:: WORKING DATA ::

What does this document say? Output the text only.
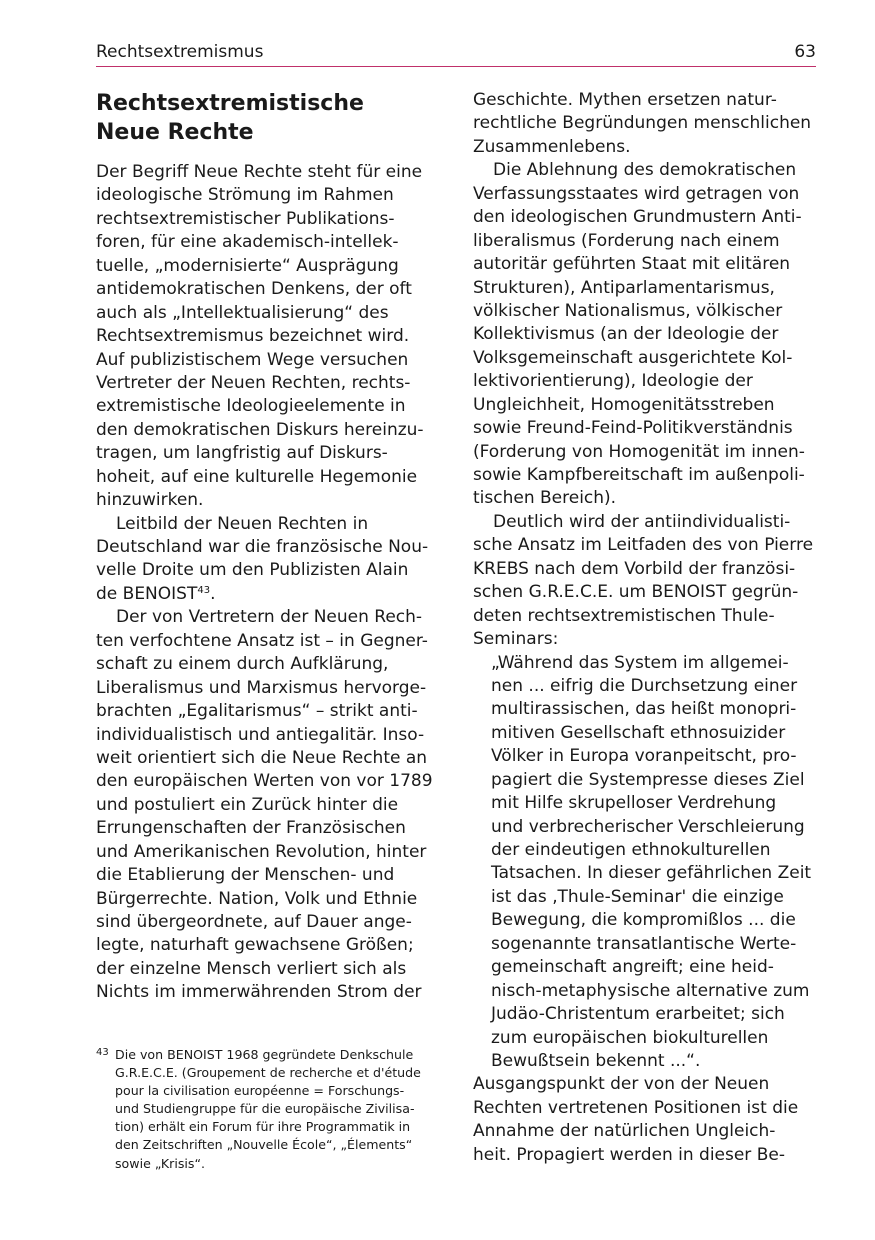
Rechtsextremismus	63
Rechtsextremistische
Neue Rechte
Der Begriff Neue Rechte steht für eine
ideologische Strömung im Rahmen
rechtsextremistischer Publikations-
foren, für eine akademisch-intellek-
tuelle, „modernisierte“ Ausprägung
antidemokratischen Denkens, der oft
auch als „Intellektualisierung“ des
Rechtsextremismus bezeichnet wird.
Auf publizistischem Wege versuchen
Vertreter der Neuen Rechten, rechts-
extremistische Ideologieelemente in
den demokratischen Diskurs hereinzu-
tragen, um langfristig auf Diskurs-
hoheit, auf eine kulturelle Hegemonie
hinzuwirken.
Leitbild der Neuen Rechten in
Deutschland war die französische Nou-
velle Droite um den Publizisten Alain
de BENOIST$^{43}$.
Der von Vertretern der Neuen Rech-
ten verfochtene Ansatz ist – in Gegner-
schaft zu einem durch Aufklärung,
Liberalismus und Marxismus hervorge-
brachten „Egalitarismus“ – strikt anti-
individualistisch und antiegalitär. Inso-
weit orientiert sich die Neue Rechte an
den europäischen Werten von vor 1789
und postuliert ein Zurück hinter die
Errungenschaften der Französischen
und Amerikanischen Revolution, hinter
die Etablierung der Menschen- und
Bürgerrechte. Nation, Volk und Ethnie
sind übergeordnete, auf Dauer ange-
legte, naturhaft gewachsene Größen;
der einzelne Mensch verliert sich als
Nichts im immerwährenden Strom der
Geschichte. Mythen ersetzen natur-
rechtliche Begründungen menschlichen
Zusammenlebens.
Die Ablehnung des demokratischen
Verfassungsstaates wird getragen von
den ideologischen Grundmustern Anti-
liberalismus (Forderung nach einem
autoritär geführten Staat mit elitären
Strukturen), Antiparlamentarismus,
völkischer Nationalismus, völkischer
Kollektivismus (an der Ideologie der
Volksgemeinschaft ausgerichtete Kol-
lektivorientierung), Ideologie der
Ungleichheit, Homogenitätsstreben
sowie Freund-Feind-Politikverständnis
(Forderung von Homogenität im innen-
sowie Kampfbereitschaft im außenpoli-
tischen Bereich).
Deutlich wird der antiindividualisti-
sche Ansatz im Leitfaden des von Pierre
KREBS nach dem Vorbild der französi-
schen G.R.E.C.E. um BENOIST gegrün-
deten rechtsextremistischen Thule-
Seminars:
„Während das System im allgemei-
nen ... eifrig die Durchsetzung einer
multirassischen, das heißt monopri-
mitiven Gesellschaft ethnosuizider
Völker in Europa voranpeitscht, pro-
pagiert die Systempresse dieses Ziel
mit Hilfe skrupelloser Verdrehung
und verbrecherischer Verschleierung
der eindeutigen ethnokulturellen
Tatsachen. In dieser gefährlichen Zeit
ist das ‚Thule-Seminar' die einzige
Bewegung, die kompromißlos ... die
sogenannte transatlantische Werte-
gemeinschaft angreift; eine heid-
nisch-metaphysische alternative zum
Judäo-Christentum erarbeitet; sich
zum europäischen biokulturellen
Bewußtsein bekennt ...“.
Ausgangspunkt der von der Neuen
Rechten vertretenen Positionen ist die
Annahme der natürlichen Ungleich-
heit. Propagiert werden in dieser Be-
43 Die von BENOIST 1968 gegründete Denkschule
G.R.E.C.E. (Groupement de recherche et d'étude
pour la civilisation européenne = Forschungs-
und Studiengruppe für die europäische Zivilisa-
tion) erhält ein Forum für ihre Programmatik in
den Zeitschriften „Nouvelle École“, „Élements“
sowie „Krisis“.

:::

SHORT TASK =>
From the entries above, copy each line holding "sich".

RESPONSE =>
weit orientiert sich die Neue Rechte an
der einzelne Mensch verliert sich als
Judäo-Christentum erarbeitet; sich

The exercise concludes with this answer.